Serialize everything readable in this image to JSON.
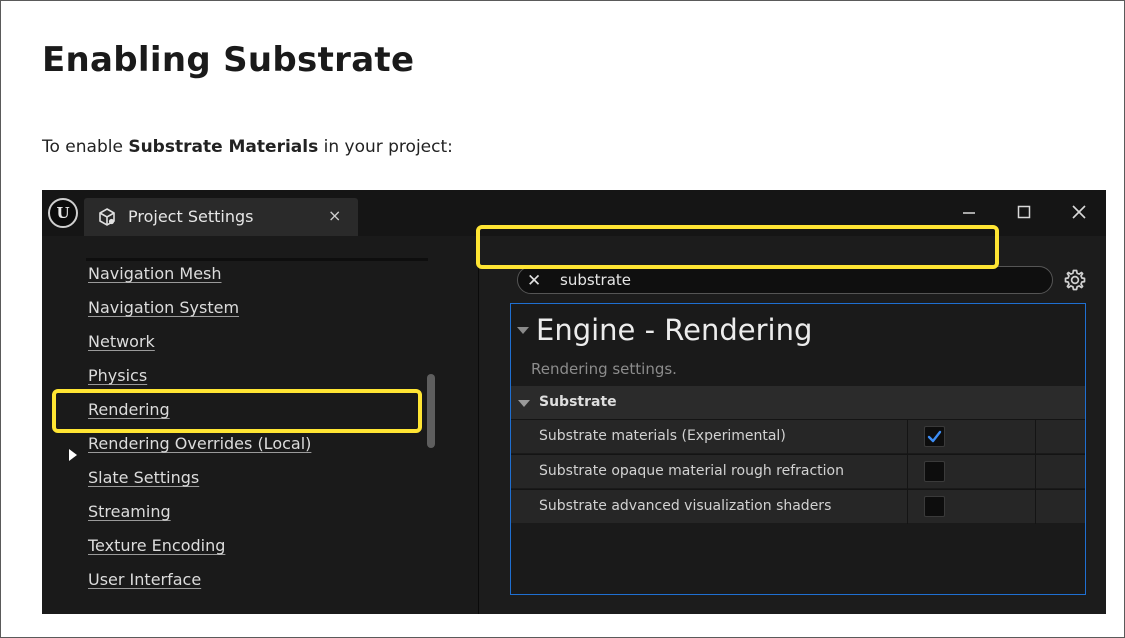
{
  "doc": {
    "title": "Enabling Substrate",
    "intro_prefix": "To enable ",
    "intro_bold": "Substrate Materials",
    "intro_suffix": " in your project:"
  },
  "window": {
    "tab_label": "Project Settings",
    "tab_close": "×"
  },
  "sidebar": {
    "items": [
      {
        "label": "Navigation Mesh"
      },
      {
        "label": "Navigation System"
      },
      {
        "label": "Network"
      },
      {
        "label": "Physics"
      },
      {
        "label": "Rendering",
        "selected": true
      },
      {
        "label": "Rendering Overrides (Local)"
      },
      {
        "label": "Slate Settings"
      },
      {
        "label": "Streaming"
      },
      {
        "label": "Texture Encoding"
      },
      {
        "label": "User Interface"
      }
    ]
  },
  "search": {
    "value": "substrate"
  },
  "details": {
    "category_title": "Engine - Rendering",
    "category_description": "Rendering settings.",
    "section_label": "Substrate",
    "properties": [
      {
        "name": "Substrate materials (Experimental)",
        "checked": true
      },
      {
        "name": "Substrate opaque material rough refraction",
        "checked": false
      },
      {
        "name": "Substrate advanced visualization shaders",
        "checked": false
      }
    ]
  },
  "colors": {
    "highlight": "#ffe533",
    "accent_blue": "#1f6fd1",
    "check_blue": "#3d8df5",
    "editor_bg": "#151515"
  },
  "icons": [
    "unreal-logo-icon",
    "project-settings-icon",
    "close-icon",
    "minimize-icon",
    "maximize-icon",
    "window-close-icon",
    "search-clear-icon",
    "gear-icon",
    "expand-arrow-icon",
    "checkmark-icon"
  ]
}
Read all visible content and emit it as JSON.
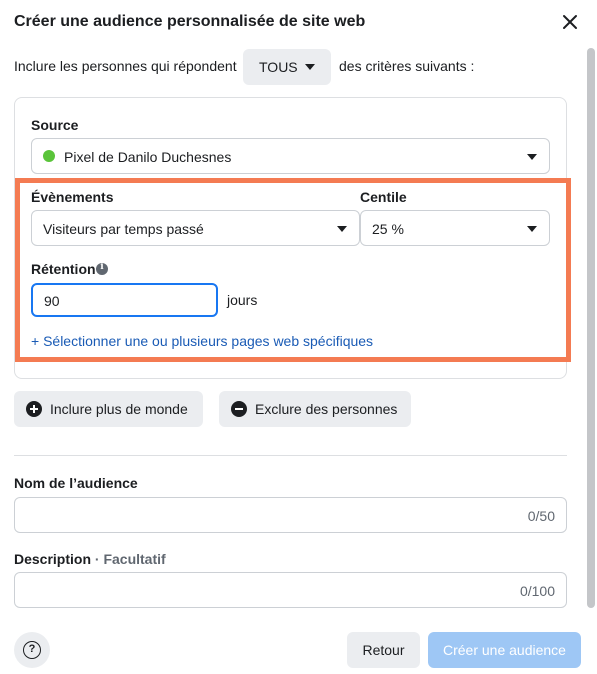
{
  "dialog": {
    "title": "Créer une audience personnalisée de site web",
    "close_icon": "close-icon"
  },
  "include_row": {
    "prefix": "Inclure les personnes qui répondent",
    "match_value": "TOUS",
    "suffix": "des critères suivants :"
  },
  "source": {
    "label": "Source",
    "value": "Pixel de Danilo Duchesnes",
    "status_color": "#5ac43a"
  },
  "events": {
    "label": "Évènements",
    "value": "Visiteurs par temps passé"
  },
  "percentile": {
    "label": "Centile",
    "value": "25 %"
  },
  "retention": {
    "label": "Rétention",
    "value": "90",
    "unit": "jours"
  },
  "select_pages_link": "+ Sélectionner une ou plusieurs pages web spécifiques",
  "actions": {
    "include_more": "Inclure plus de monde",
    "exclude": "Exclure des personnes"
  },
  "audience_name": {
    "label": "Nom de l’audience",
    "value": "",
    "counter": "0/50"
  },
  "description": {
    "label": "Description",
    "optional": " · Facultatif",
    "value": "",
    "counter": "0/100"
  },
  "footer": {
    "help": "?",
    "back": "Retour",
    "create": "Créer une audience"
  },
  "colors": {
    "highlight": "#f47b52",
    "primary_disabled": "#9ec7f5",
    "link": "#1a5bb5"
  }
}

——

• [Stated goal]
Locate the lines above that contain "Inclure" and copy them.

• [The answer]
    "prefix": "Inclure les personnes qui répondent",
    "include_more": "Inclure plus de monde",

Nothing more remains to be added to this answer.